_The problem_
Repeat the listing that follows, character for character, minus the pictures.

**** Listed entries ****

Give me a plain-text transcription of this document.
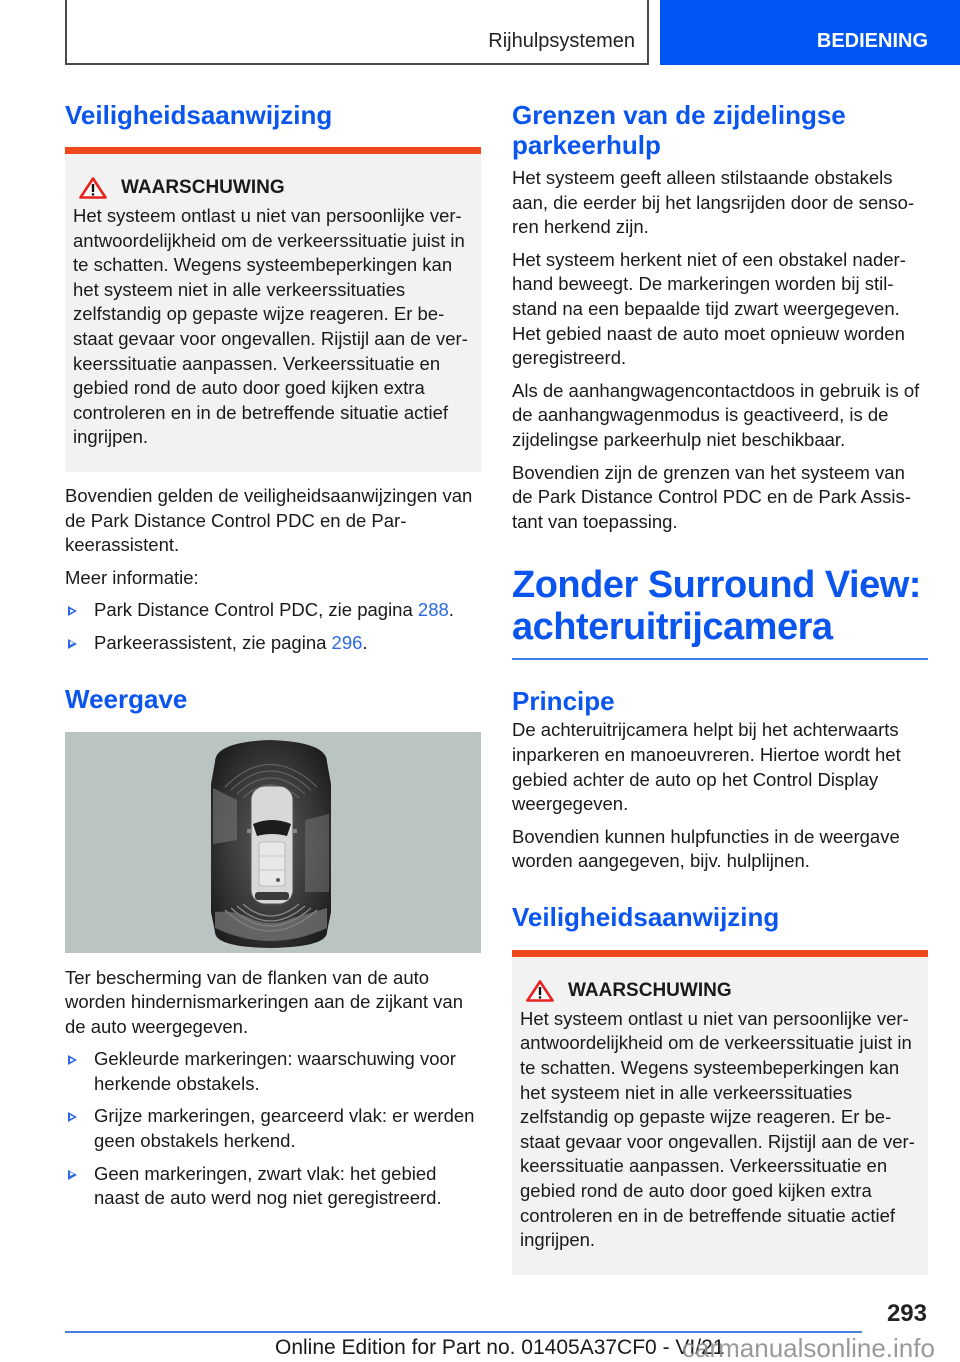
Rijhulpsystemen	BEDIENING
Veiligheidsaanwijzing
WAARSCHUWING

Het systeem ontlast u niet van persoonlijke verantwoordelijkheid om de verkeerssituatie juist in te schatten. Wegens systeembeperkingen kan het systeem niet in alle verkeerssituaties zelfstandig op gepaste wijze reageren. Er bestaat gevaar voor ongevallen. Rijstijl aan de verkeerssituatie aanpassen. Verkeerssituatie en gebied rond de auto door goed kijken extra controleren en in de betreffende situatie actief ingrijpen.

Bovendien gelden de veiligheidsaanwijzingen van de Park Distance Control PDC en de Parkeerassistent.

Meer informatie:

Park Distance Control PDC, zie pagina 288.
Parkeerassistent, zie pagina 296.
Weergave

Ter bescherming van de flanken van de auto worden hindernismarkeringen aan de zijkant van de auto weergegeven.

Gekleurde markeringen: waarschuwing voor herkende obstakels.
Grijze markeringen, gearceerd vlak: er werden geen obstakels herkend.
Geen markeringen, zwart vlak: het gebied naast de auto werd nog niet geregistreerd.
Grenzen van de zijdelingse parkeerhulp

Het systeem geeft alleen stilstaande obstakels aan, die eerder bij het langsrijden door de sensoren herkend zijn.

Het systeem herkent niet of een obstakel naderhand beweegt. De markeringen worden bij stilstand na een bepaalde tijd zwart weergegeven. Het gebied naast de auto moet opnieuw worden geregistreerd.

Als de aanhangwagencontactdoos in gebruik is of de aanhangwagenmodus is geactiveerd, is de zijdelingse parkeerhulp niet beschikbaar.

Bovendien zijn de grenzen van het systeem van de Park Distance Control PDC en de Park Assistant van toepassing.

Zonder Surround View: achteruitrijcamera
Principe

De achteruitrijcamera helpt bij het achterwaarts inparkeren en manoeuvreren. Hiertoe wordt het gebied achter de auto op het Control Display weergegeven.

Bovendien kunnen hulpfuncties in de weergave worden aangegeven, bijv. hulplijnen.

Veiligheidsaanwijzing
WAARSCHUWING

Het systeem ontlast u niet van persoonlijke verantwoordelijkheid om de verkeerssituatie juist in te schatten. Wegens systeembeperkingen kan het systeem niet in alle verkeerssituaties zelfstandig op gepaste wijze reageren. Er bestaat gevaar voor ongevallen. Rijstijl aan de verkeerssituatie aanpassen. Verkeerssituatie en gebied rond de auto door goed kijken extra controleren en in de betreffende situatie actief ingrijpen.

293
Online Edition for Part no. 01405A37CF0 - VI/21
carmanualsonline.info
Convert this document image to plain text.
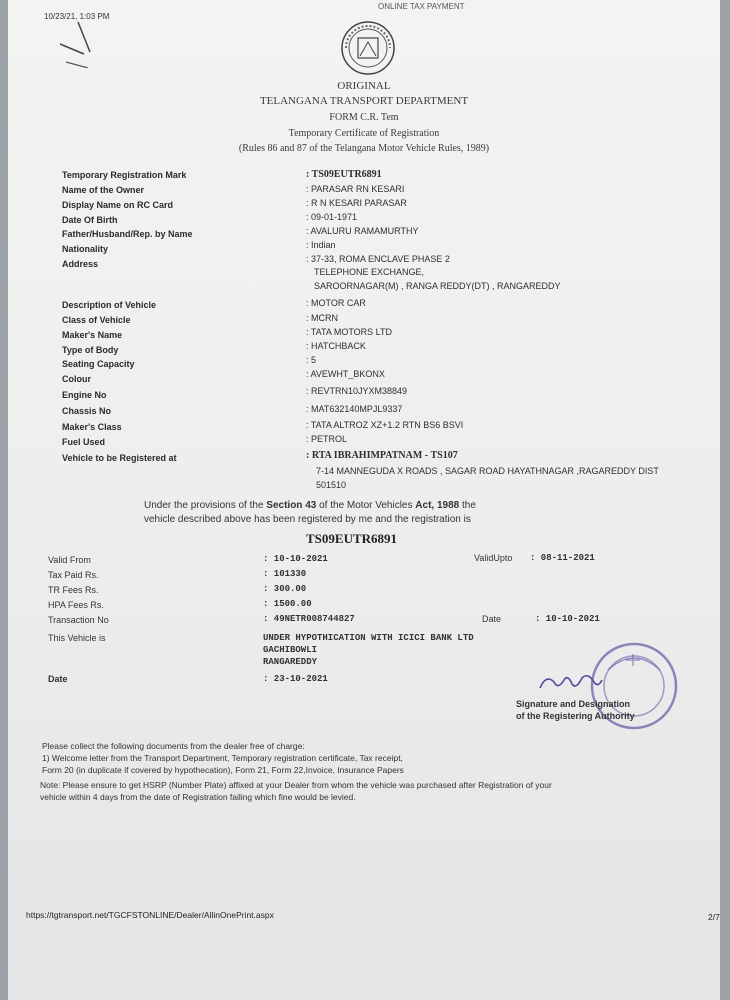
10/23/21, 1:03 PM
ONLINE TAX PAYMENT
ORIGINAL
TELANGANA TRANSPORT DEPARTMENT
FORM C.R. Tem
Temporary Certificate of Registration
(Rules 86 and 87 of the Telangana Motor Vehicle Rules, 1989)
Temporary Registration Mark	: TS09EUTR6891
Name of the Owner	: PARASAR RN KESARI
Display Name on RC Card	: R N KESARI PARASAR
Date Of Birth	: 09-01-1971
Father/Husband/Rep. by Name	: AVALURU RAMAMURTHY
Nationality	: Indian
Address	: 37-33, ROMA ENCLAVE PHASE 2
TELEPHONE EXCHANGE,
SAROORNAGAR(M) , RANGA REDDY(DT) , RANGAREDDY
Description of Vehicle	: MOTOR CAR
Class of Vehicle	: MCRN
Maker's Name	: TATA MOTORS LTD
Type of Body	: HATCHBACK
Seating Capacity	: 5
Colour	: AVEWHT_BKONX
Engine No	: REVTRN10JYXM38849
Chassis No	: MAT632140MPJL9337
Maker's Class	: TATA ALTROZ XZ+1.2 RTN BS6 BSVI
Fuel Used	: PETROL
Vehicle to be Registered at	: RTA IBRAHIMPATNAM - TS107
7-14 MANNEGUDA X ROADS , SAGAR ROAD HAYATHNAGAR ,RAGAREDDY DIST
501510
Under the provisions of the Section 43 of the Motor Vehicles Act, 1988 the
vehicle described above has been registered by me and the registration is
TS09EUTR6891
Valid From	: 10-10-2021	ValidUpto : 08-11-2021
Tax Paid Rs.	: 101330
TR Fees Rs.	: 300.00
HPA Fees Rs.	: 1500.00
Transaction No	: 49NETR008744827	Date	: 10-10-2021
This Vehicle is	UNDER HYPOTHICATION WITH ICICI BANK LTD
GACHIBOWLI
RANGAREDDY
Date	: 23-10-2021
Signature and Designation
of the Registering Authority
Please collect the following documents from the dealer free of charge:
1) Welcome letter from the Transport Department, Temporary registration certificate, Tax receipt,
Form 20 (in duplicate if covered by hypothecation), Form 21, Form 22,Invoice, Insurance Papers
Note: Please ensure to get HSRP (Number Plate) affixed at your Dealer from whom the vehicle was purchased after Registration of your
vehicle within 4 days from the date of Registration failing which fine would be levied.
https://tgtransport.net/TGCFSTONLINE/Dealer/AllinOnePrint.aspx	2/7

****

_Expected output_
Give me a plain-text transcription of this document.
Rijhulpsystemen	BEDIENING
Veiligheidsaanwijzing
WAARSCHUWING

Het systeem ontlast u niet van persoonlijke verantwoordelijkheid om de verkeerssituatie juist in te schatten. Wegens systeembeperkingen kan het systeem niet in alle verkeerssituaties zelfstandig op gepaste wijze reageren. Er bestaat gevaar voor ongevallen. Rijstijl aan de verkeerssituatie aanpassen. Verkeerssituatie en gebied rond de auto door goed kijken extra controleren en in de betreffende situatie actief ingrijpen.

Bovendien gelden de veiligheidsaanwijzingen van de Park Distance Control PDC en de Parkeerassistent.

Meer informatie:

Park Distance Control PDC, zie pagina 288.
Parkeerassistent, zie pagina 296.
Weergave

Ter bescherming van de flanken van de auto worden hindernismarkeringen aan de zijkant van de auto weergegeven.

Gekleurde markeringen: waarschuwing voor herkende obstakels.
Grijze markeringen, gearceerd vlak: er werden geen obstakels herkend.
Geen markeringen, zwart vlak: het gebied naast de auto werd nog niet geregistreerd.
Grenzen van de zijdelingse parkeerhulp

Het systeem geeft alleen stilstaande obstakels aan, die eerder bij het langsrijden door de sensoren herkend zijn.

Het systeem herkent niet of een obstakel naderhand beweegt. De markeringen worden bij stilstand na een bepaalde tijd zwart weergegeven. Het gebied naast de auto moet opnieuw worden geregistreerd.

Als de aanhangwagencontactdoos in gebruik is of de aanhangwagenmodus is geactiveerd, is de zijdelingse parkeerhulp niet beschikbaar.

Bovendien zijn de grenzen van het systeem van de Park Distance Control PDC en de Park Assistant van toepassing.

Zonder Surround View: achteruitrijcamera
Principe

De achteruitrijcamera helpt bij het achterwaarts inparkeren en manoeuvreren. Hiertoe wordt het gebied achter de auto op het Control Display weergegeven.

Bovendien kunnen hulpfuncties in de weergave worden aangegeven, bijv. hulplijnen.

Veiligheidsaanwijzing
WAARSCHUWING

Het systeem ontlast u niet van persoonlijke verantwoordelijkheid om de verkeerssituatie juist in te schatten. Wegens systeembeperkingen kan het systeem niet in alle verkeerssituaties zelfstandig op gepaste wijze reageren. Er bestaat gevaar voor ongevallen. Rijstijl aan de verkeerssituatie aanpassen. Verkeerssituatie en gebied rond de auto door goed kijken extra controleren en in de betreffende situatie actief ingrijpen.

293
Online Edition for Part no. 01405A37CF0 - VI/21
carmanualsonline.info
Convert this document image to plain text.
10/23/21, 1:03 PM
ONLINE TAX PAYMENT
ORIGINAL
TELANGANA TRANSPORT DEPARTMENT
FORM C.R. Tem
Temporary Certificate of Registration
(Rules 86 and 87 of the Telangana Motor Vehicle Rules, 1989)
Temporary Registration Mark	: TS09EUTR6891
Name of the Owner	: PARASAR RN KESARI
Display Name on RC Card	: R N KESARI PARASAR
Date Of Birth	: 09-01-1971
Father/Husband/Rep. by Name	: AVALURU RAMAMURTHY
Nationality	: Indian
Address	: 37-33, ROMA ENCLAVE PHASE 2
TELEPHONE EXCHANGE,
SAROORNAGAR(M) , RANGA REDDY(DT) , RANGAREDDY
Description of Vehicle	: MOTOR CAR
Class of Vehicle	: MCRN
Maker's Name	: TATA MOTORS LTD
Type of Body	: HATCHBACK
Seating Capacity	: 5
Colour	: AVEWHT_BKONX
Engine No	: REVTRN10JYXM38849
Chassis No	: MAT632140MPJL9337
Maker's Class	: TATA ALTROZ XZ+1.2 RTN BS6 BSVI
Fuel Used	: PETROL
Vehicle to be Registered at	: RTA IBRAHIMPATNAM - TS107
7-14 MANNEGUDA X ROADS , SAGAR ROAD HAYATHNAGAR ,RAGAREDDY DIST
501510
Under the provisions of the Section 43 of the Motor Vehicles Act, 1988 the
vehicle described above has been registered by me and the registration is
TS09EUTR6891
Valid From	: 10-10-2021	ValidUpto : 08-11-2021
Tax Paid Rs.	: 101330
TR Fees Rs.	: 300.00
HPA Fees Rs.	: 1500.00
Transaction No	: 49NETR008744827	Date	: 10-10-2021
This Vehicle is	UNDER HYPOTHICATION WITH ICICI BANK LTD
GACHIBOWLI
RANGAREDDY
Date	: 23-10-2021
Signature and Designation
of the Registering Authority
Please collect the following documents from the dealer free of charge:
1) Welcome letter from the Transport Department, Temporary registration certificate, Tax receipt,
Form 20 (in duplicate if covered by hypothecation), Form 21, Form 22,Invoice, Insurance Papers
Note: Please ensure to get HSRP (Number Plate) affixed at your Dealer from whom the vehicle was purchased after Registration of your
vehicle within 4 days from the date of Registration failing which fine would be levied.
https://tgtransport.net/TGCFSTONLINE/Dealer/AllinOnePrint.aspx	2/7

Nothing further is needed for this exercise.